#### [Problem description]
Which lines in the records below contain the word "participant"? Copy each of them.

#### [Records supplied]

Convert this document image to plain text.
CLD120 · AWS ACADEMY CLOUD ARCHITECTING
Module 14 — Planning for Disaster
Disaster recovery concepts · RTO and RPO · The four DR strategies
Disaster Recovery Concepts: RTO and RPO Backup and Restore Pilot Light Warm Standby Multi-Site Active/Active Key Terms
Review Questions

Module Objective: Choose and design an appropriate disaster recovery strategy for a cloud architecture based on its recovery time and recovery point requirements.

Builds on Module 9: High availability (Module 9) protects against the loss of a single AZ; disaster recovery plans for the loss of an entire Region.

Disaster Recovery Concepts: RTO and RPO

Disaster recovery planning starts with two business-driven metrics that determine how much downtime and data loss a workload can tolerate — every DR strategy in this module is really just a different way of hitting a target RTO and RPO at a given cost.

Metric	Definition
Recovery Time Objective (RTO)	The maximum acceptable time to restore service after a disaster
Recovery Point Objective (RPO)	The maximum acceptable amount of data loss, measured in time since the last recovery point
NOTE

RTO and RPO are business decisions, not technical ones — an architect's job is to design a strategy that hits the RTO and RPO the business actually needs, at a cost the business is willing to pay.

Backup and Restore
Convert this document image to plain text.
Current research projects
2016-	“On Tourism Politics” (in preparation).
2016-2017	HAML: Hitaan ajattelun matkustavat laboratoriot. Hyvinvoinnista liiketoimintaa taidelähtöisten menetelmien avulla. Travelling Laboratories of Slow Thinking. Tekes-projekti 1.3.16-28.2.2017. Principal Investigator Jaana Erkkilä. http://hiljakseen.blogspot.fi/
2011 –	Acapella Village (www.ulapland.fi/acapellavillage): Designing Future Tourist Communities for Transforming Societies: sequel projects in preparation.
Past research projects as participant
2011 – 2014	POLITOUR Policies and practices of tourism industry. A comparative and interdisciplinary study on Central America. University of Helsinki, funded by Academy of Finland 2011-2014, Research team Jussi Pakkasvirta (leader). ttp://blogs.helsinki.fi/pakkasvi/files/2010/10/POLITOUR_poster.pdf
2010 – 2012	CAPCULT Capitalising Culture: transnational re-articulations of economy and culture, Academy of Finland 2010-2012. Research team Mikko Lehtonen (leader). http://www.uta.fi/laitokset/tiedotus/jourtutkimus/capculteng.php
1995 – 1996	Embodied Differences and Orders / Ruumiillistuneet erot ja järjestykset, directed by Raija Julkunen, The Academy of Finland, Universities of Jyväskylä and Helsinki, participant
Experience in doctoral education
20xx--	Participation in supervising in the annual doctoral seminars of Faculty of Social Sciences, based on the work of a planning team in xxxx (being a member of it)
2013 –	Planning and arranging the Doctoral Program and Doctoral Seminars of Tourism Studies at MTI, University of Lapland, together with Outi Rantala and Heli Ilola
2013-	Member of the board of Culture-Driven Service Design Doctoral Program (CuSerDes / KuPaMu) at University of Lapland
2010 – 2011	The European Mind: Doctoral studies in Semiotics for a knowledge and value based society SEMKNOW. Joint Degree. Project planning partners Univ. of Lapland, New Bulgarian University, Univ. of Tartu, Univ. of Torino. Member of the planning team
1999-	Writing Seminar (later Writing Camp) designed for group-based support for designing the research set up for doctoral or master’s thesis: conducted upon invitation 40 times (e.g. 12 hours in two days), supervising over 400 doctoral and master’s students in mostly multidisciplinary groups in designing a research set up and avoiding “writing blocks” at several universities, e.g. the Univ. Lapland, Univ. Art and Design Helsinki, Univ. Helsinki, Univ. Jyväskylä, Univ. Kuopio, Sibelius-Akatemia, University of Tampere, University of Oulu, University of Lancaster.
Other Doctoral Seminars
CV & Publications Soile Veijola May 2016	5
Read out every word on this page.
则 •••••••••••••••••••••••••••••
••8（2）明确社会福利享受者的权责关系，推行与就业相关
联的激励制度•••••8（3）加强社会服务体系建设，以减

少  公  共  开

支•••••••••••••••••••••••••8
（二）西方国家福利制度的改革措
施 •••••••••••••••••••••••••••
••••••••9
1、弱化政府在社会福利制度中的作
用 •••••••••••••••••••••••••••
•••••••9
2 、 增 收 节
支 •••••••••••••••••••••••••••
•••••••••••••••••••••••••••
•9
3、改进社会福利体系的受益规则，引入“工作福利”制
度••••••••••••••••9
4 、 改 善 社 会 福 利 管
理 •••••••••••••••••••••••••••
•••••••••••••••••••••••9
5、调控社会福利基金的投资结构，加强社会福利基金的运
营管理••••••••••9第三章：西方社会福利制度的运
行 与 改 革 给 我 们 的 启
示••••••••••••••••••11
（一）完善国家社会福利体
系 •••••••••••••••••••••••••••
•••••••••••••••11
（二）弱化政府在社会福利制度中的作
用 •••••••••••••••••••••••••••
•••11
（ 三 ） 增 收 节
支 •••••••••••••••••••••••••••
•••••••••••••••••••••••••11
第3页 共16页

#### [Output of the task]
Past research projects as participant
1995 – 1996	Embodied Differences and Orders / Ruumiillistuneet erot ja järjestykset, directed by Raija Julkunen, The Academy of Finland, Universities of Jyväskylä and Helsinki, participant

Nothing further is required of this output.